§ TASK GOAL:
Find the string "Stöde" in the entries and copy each line that has it.

--- BEGIN DATASET ---

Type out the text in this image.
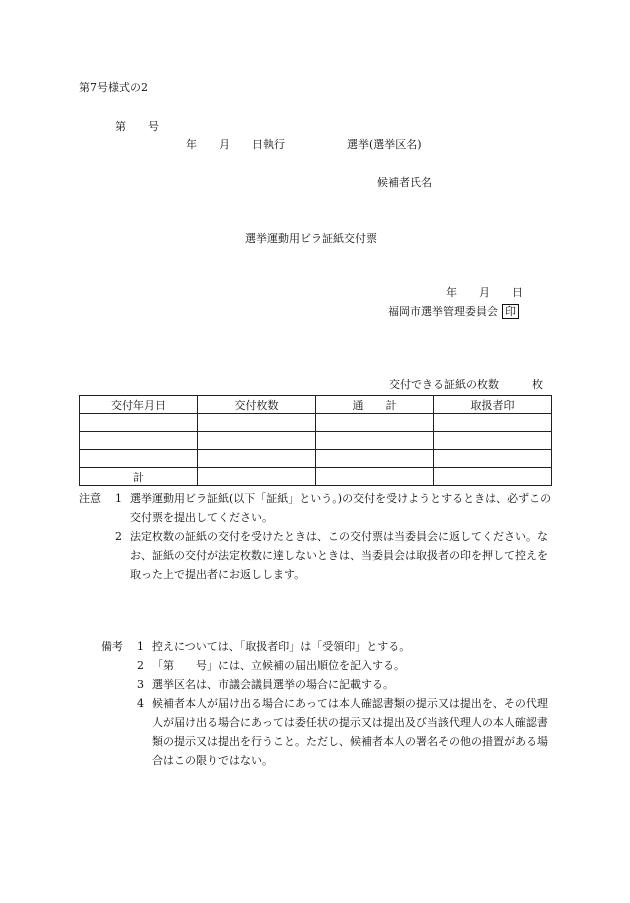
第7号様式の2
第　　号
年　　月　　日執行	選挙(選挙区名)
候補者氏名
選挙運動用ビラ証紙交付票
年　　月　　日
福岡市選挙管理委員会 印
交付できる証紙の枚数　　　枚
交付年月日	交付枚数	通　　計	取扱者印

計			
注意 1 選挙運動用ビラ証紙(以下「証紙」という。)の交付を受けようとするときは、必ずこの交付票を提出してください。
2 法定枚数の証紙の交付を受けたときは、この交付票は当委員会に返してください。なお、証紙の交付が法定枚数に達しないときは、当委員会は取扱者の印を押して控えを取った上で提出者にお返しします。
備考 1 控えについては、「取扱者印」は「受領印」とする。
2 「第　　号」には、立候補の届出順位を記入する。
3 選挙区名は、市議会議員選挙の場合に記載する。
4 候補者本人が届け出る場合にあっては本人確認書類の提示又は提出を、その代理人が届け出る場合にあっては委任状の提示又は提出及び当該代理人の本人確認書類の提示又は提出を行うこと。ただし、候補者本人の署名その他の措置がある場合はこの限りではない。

--- END DATASET ---
--- BEGIN DATASET ---

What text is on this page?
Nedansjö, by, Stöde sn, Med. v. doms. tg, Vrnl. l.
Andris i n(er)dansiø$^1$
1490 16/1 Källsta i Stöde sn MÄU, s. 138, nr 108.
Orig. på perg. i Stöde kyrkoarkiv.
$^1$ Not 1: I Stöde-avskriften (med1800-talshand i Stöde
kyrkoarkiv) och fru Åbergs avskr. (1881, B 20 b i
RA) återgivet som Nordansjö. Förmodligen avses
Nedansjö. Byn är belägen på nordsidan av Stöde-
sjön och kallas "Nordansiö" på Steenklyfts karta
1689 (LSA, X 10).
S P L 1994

--- END DATASET ---
--- BEGIN DATASET ---

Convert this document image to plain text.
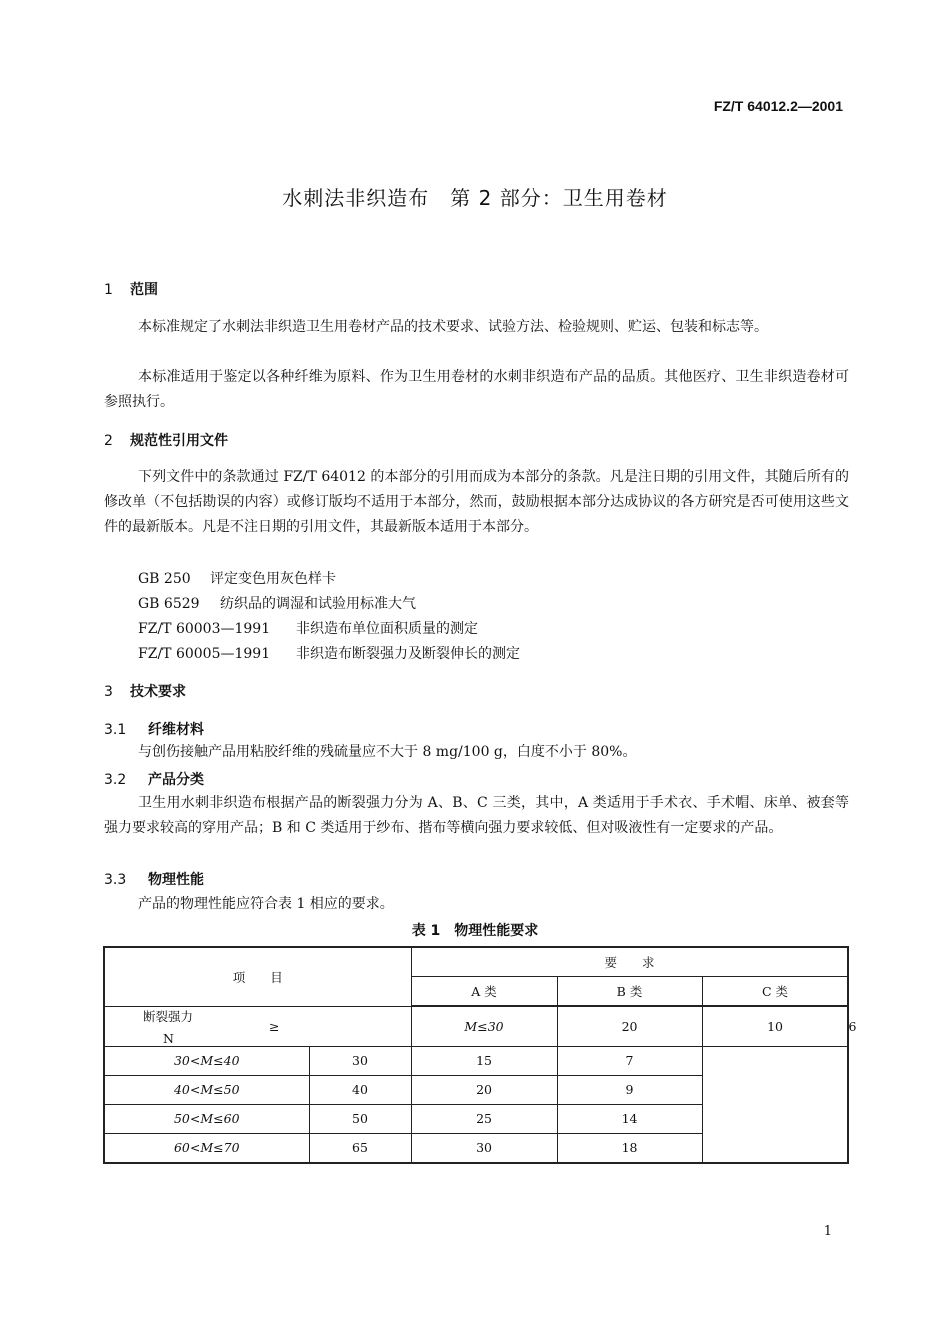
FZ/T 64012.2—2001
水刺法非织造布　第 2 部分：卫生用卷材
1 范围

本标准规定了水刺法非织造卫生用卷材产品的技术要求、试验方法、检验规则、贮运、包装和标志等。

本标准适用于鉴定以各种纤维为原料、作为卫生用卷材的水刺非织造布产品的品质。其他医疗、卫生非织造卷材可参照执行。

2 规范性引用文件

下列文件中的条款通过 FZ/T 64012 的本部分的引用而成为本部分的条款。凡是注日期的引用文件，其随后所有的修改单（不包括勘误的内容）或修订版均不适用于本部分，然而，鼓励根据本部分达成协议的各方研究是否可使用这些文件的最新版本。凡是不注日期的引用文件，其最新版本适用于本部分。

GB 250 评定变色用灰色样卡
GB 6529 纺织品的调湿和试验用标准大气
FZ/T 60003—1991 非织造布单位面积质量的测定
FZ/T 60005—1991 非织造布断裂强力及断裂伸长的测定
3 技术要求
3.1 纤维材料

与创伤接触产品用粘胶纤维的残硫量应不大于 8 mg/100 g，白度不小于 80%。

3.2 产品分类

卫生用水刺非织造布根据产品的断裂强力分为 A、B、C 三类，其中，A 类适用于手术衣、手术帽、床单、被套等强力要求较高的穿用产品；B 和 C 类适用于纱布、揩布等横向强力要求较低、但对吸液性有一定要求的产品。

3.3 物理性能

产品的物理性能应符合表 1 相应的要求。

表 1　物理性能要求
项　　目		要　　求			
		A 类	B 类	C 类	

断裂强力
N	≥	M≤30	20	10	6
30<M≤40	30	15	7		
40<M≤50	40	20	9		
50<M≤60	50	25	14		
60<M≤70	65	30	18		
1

--- END DATASET ---

§ FINAL RESULT:
Nedansjö, by, Stöde sn, Med. v. doms. tg, Vrnl. l.
1490 16/1 Källsta i Stöde sn MÄU, s. 138, nr 108.
Orig. på perg. i Stöde kyrkoarkiv.
$^1$ Not 1: I Stöde-avskriften (med1800-talshand i Stöde
Nedansjö. Byn är belägen på nordsidan av Stöde-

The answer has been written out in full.